Material for this exercise |
--- START ---
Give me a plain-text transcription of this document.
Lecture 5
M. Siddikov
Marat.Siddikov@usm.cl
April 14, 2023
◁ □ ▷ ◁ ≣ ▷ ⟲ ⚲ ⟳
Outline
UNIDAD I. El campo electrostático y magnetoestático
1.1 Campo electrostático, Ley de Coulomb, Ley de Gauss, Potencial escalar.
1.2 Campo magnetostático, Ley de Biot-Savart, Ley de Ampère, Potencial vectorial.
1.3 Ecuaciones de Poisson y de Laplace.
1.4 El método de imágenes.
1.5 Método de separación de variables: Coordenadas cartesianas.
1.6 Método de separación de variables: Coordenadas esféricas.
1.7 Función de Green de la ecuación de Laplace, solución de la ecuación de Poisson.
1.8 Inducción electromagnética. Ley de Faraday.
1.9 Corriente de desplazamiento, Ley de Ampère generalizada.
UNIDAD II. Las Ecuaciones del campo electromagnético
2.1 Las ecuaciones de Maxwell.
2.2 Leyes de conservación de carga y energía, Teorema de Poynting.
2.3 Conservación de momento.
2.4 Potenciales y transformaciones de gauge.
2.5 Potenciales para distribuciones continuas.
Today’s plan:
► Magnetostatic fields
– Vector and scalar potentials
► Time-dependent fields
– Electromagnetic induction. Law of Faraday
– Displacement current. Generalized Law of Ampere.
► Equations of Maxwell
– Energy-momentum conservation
--- END ---
Your assignment | Among the records, find each line where the word "UNIDAD" occurs, and copy it.

Response |
UNIDAD I. El campo electrostático y magnetoestático
UNIDAD II. Las Ecuaciones del campo electromagnético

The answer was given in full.